**Aim**
Produce a verbatim transcription of the records below, beginning at the line containing "Read this page and output its text content." and ending at the final line; include only those lines.

(Entries taken from a collection)
begin

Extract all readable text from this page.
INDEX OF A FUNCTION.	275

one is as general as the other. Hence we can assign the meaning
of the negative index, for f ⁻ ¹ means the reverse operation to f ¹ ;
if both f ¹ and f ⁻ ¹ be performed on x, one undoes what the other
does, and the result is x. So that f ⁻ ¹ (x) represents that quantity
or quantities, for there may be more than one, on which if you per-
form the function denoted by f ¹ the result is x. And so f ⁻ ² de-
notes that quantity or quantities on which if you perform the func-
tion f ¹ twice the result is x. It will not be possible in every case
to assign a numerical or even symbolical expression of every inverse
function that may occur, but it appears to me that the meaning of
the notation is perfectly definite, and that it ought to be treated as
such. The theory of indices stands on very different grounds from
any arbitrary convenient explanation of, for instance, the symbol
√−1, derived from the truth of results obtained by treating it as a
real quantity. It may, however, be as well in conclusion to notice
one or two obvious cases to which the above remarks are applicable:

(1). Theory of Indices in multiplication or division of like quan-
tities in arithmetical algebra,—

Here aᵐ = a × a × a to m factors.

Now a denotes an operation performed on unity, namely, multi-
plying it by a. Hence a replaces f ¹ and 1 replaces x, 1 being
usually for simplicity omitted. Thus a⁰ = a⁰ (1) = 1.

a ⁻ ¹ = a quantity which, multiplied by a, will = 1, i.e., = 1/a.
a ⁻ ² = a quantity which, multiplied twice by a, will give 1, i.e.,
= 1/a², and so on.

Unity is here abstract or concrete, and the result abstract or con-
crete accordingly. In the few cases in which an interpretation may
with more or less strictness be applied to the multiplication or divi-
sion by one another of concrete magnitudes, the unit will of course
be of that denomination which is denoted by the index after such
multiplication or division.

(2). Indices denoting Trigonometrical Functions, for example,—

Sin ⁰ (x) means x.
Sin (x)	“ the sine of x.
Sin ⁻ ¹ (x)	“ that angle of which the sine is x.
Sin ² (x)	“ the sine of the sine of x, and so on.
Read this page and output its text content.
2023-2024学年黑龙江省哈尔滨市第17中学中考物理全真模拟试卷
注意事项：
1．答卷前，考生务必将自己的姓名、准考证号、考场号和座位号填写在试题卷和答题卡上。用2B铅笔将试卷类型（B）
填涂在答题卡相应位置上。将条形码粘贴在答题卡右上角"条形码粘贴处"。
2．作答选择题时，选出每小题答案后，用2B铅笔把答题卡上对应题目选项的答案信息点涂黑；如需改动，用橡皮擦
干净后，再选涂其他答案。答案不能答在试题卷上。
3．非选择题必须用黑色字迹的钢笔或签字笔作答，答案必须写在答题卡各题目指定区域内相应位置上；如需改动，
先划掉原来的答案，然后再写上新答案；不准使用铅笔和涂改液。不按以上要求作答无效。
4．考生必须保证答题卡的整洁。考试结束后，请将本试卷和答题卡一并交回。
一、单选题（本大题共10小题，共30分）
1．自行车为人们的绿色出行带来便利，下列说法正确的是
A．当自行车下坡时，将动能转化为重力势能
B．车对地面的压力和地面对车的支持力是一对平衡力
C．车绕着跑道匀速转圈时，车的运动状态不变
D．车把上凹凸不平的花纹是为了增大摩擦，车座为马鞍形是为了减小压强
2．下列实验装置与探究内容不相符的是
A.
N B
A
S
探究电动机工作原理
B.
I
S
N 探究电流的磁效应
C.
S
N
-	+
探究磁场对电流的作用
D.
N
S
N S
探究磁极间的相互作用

end

**Final answer**
Read this page and output its text content.
2023-2024学年黑龙江省哈尔滨市第17中学中考物理全真模拟试卷
注意事项：
1．答卷前，考生务必将自己的姓名、准考证号、考场号和座位号填写在试题卷和答题卡上。用2B铅笔将试卷类型（B）
填涂在答题卡相应位置上。将条形码粘贴在答题卡右上角"条形码粘贴处"。
2．作答选择题时，选出每小题答案后，用2B铅笔把答题卡上对应题目选项的答案信息点涂黑；如需改动，用橡皮擦
干净后，再选涂其他答案。答案不能答在试题卷上。
3．非选择题必须用黑色字迹的钢笔或签字笔作答，答案必须写在答题卡各题目指定区域内相应位置上；如需改动，
先划掉原来的答案，然后再写上新答案；不准使用铅笔和涂改液。不按以上要求作答无效。
4．考生必须保证答题卡的整洁。考试结束后，请将本试卷和答题卡一并交回。
一、单选题（本大题共10小题，共30分）
1．自行车为人们的绿色出行带来便利，下列说法正确的是
A．当自行车下坡时，将动能转化为重力势能
B．车对地面的压力和地面对车的支持力是一对平衡力
C．车绕着跑道匀速转圈时，车的运动状态不变
D．车把上凹凸不平的花纹是为了增大摩擦，车座为马鞍形是为了减小压强
2．下列实验装置与探究内容不相符的是
A.
N B
A
S
探究电动机工作原理
B.
I
S
N 探究电流的磁效应
C.
S
N
-	+
探究磁场对电流的作用
D.
N
S
N S
探究磁极间的相互作用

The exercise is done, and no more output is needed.